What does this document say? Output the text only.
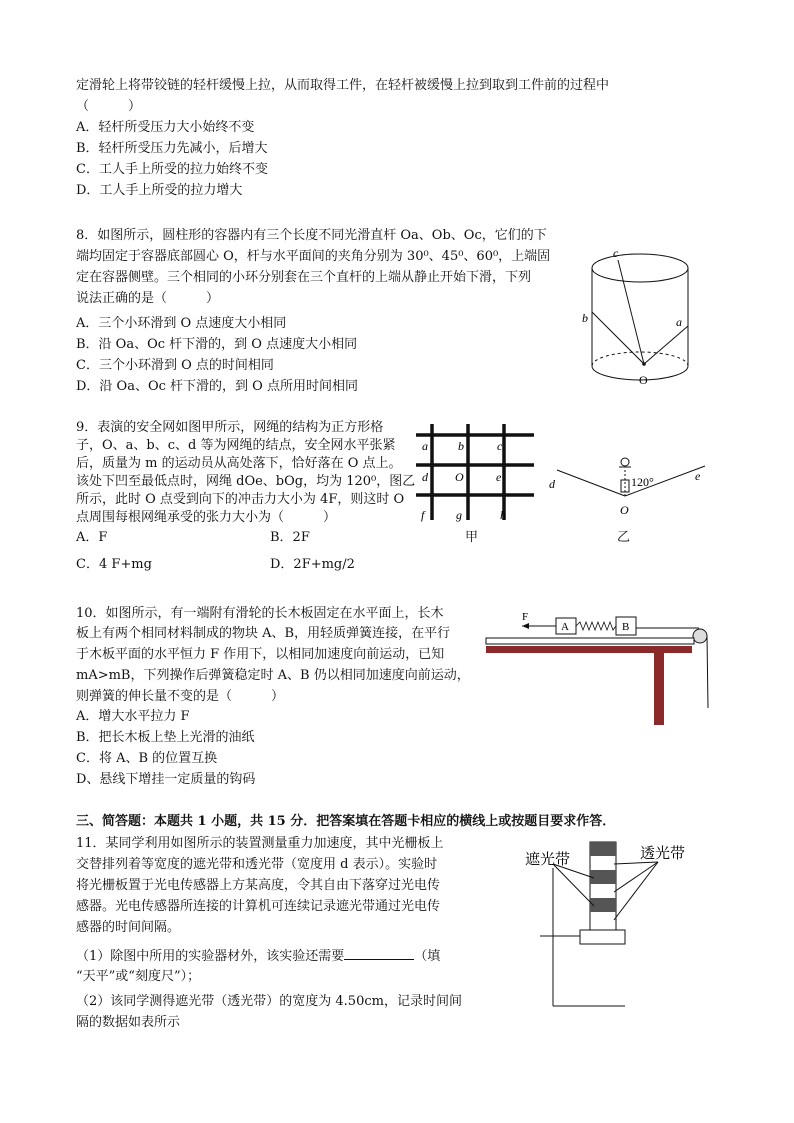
定滑轮上将带铰链的轻杆缓慢上拉，从而取得工件，在轻杆被缓慢上拉到取到工件前的过程中
（　　　）
A．轻杆所受压力大小始终不变
B．轻杆所受压力先减小，后增大
C．工人手上所受的拉力始终不变
D．工人手上所受的拉力增大
8．如图所示，圆柱形的容器内有三个长度不同光滑直杆 Oa、Ob、Oc，它们的下
端均固定于容器底部圆心 O，杆与水平面间的夹角分别为 30⁰、45⁰、60⁰，上端固
定在容器侧壁。三个相同的小环分别套在三个直杆的上端从静止开始下滑，下列
说法正确的是（　　　）
A．三个小环滑到 O 点速度大小相同
B．沿 Oa、Oc 杆下滑的，到 O 点速度大小相同
C．三个小环滑到 O 点的时间相同
D．沿 Oa、Oc 杆下滑的，到 O 点所用时间相同
c
b	a
O
9．表演的安全网如图甲所示，网绳的结构为正方形格
子，O、a、b、c、d 等为网绳的结点，安全网水平张紧
后，质量为 m 的运动员从高处落下，恰好落在 O 点上。
该处下凹至最低点时，网绳 dOe、bOg，均为 120⁰，图乙
所示，此时 O 点受到向下的冲击力大小为 4F，则这时 O
点周围每根网绳承受的张力大小为（　　　）
A．F	B．2F	甲	乙
C．4 F+mg	D．2F+mg/2
a	b	c
d O	e
f	g	h
d
e
O
120°
10．如图所示，有一端附有滑轮的长木板固定在水平面上，长木
板上有两个相同材料制成的物块 A、B，用轻质弹簧连接，在平行
于木板平面的水平恒力 F 作用下，以相同加速度向前运动，已知
mA>mB，下列操作后弹簧稳定时 A、B 仍以相同加速度向前运动，
则弹簧的伸长量不变的是（　　　）
A．增大水平拉力 F
B．把长木板上垫上光滑的油纸
C．将 A、B 的位置互换
D、悬线下增挂一定质量的钩码
F
A	B
三、简答题：本题共 1 小题，共 15 分．把答案填在答题卡相应的横线上或按题目要求作答．
11．某同学利用如图所示的装置测量重力加速度，其中光栅板上
交替排列着等宽度的遮光带和透光带（宽度用 d 表示）。实验时
将光栅板置于光电传感器上方某高度，令其自由下落穿过光电传
感器。光电传感器所连接的计算机可连续记录遮光带通过光电传
感器的时间间隔。
（1）除图中所用的实验器材外，该实验还需要	（填
“天平”或“刻度尺”）；
（2）该同学测得遮光带（透光带）的宽度为 4.50cm，记录时间间
隔的数据如表所示
遮光带	透光带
**********
## Given problem
Strip the images and reproduce the remaining records precisely.

## Response below
What does this document say? Output the text only.
定滑轮上将带铰链的轻杆缓慢上拉，从而取得工件，在轻杆被缓慢上拉到取到工件前的过程中
（　　　）
A．轻杆所受压力大小始终不变
B．轻杆所受压力先减小，后增大
C．工人手上所受的拉力始终不变
D．工人手上所受的拉力增大
8．如图所示，圆柱形的容器内有三个长度不同光滑直杆 Oa、Ob、Oc，它们的下
端均固定于容器底部圆心 O，杆与水平面间的夹角分别为 30⁰、45⁰、60⁰，上端固
定在容器侧壁。三个相同的小环分别套在三个直杆的上端从静止开始下滑，下列
说法正确的是（　　　）
A．三个小环滑到 O 点速度大小相同
B．沿 Oa、Oc 杆下滑的，到 O 点速度大小相同
C．三个小环滑到 O 点的时间相同
D．沿 Oa、Oc 杆下滑的，到 O 点所用时间相同
c
b	a
O
9．表演的安全网如图甲所示，网绳的结构为正方形格
子，O、a、b、c、d 等为网绳的结点，安全网水平张紧
后，质量为 m 的运动员从高处落下，恰好落在 O 点上。
该处下凹至最低点时，网绳 dOe、bOg，均为 120⁰，图乙
所示，此时 O 点受到向下的冲击力大小为 4F，则这时 O
点周围每根网绳承受的张力大小为（　　　）
A．F	B．2F	甲	乙
C．4 F+mg	D．2F+mg/2
a	b	c
d O	e
f	g	h
d
e
O
120°
10．如图所示，有一端附有滑轮的长木板固定在水平面上，长木
板上有两个相同材料制成的物块 A、B，用轻质弹簧连接，在平行
于木板平面的水平恒力 F 作用下，以相同加速度向前运动，已知
mA>mB，下列操作后弹簧稳定时 A、B 仍以相同加速度向前运动，
则弹簧的伸长量不变的是（　　　）
A．增大水平拉力 F
B．把长木板上垫上光滑的油纸
C．将 A、B 的位置互换
D、悬线下增挂一定质量的钩码
F
A	B
三、简答题：本题共 1 小题，共 15 分．把答案填在答题卡相应的横线上或按题目要求作答．
11．某同学利用如图所示的装置测量重力加速度，其中光栅板上
交替排列着等宽度的遮光带和透光带（宽度用 d 表示）。实验时
将光栅板置于光电传感器上方某高度，令其自由下落穿过光电传
感器。光电传感器所连接的计算机可连续记录遮光带通过光电传
感器的时间间隔。
（1）除图中所用的实验器材外，该实验还需要	（填
“天平”或“刻度尺”）；
（2）该同学测得遮光带（透光带）的宽度为 4.50cm，记录时间间
隔的数据如表所示
遮光带	透光带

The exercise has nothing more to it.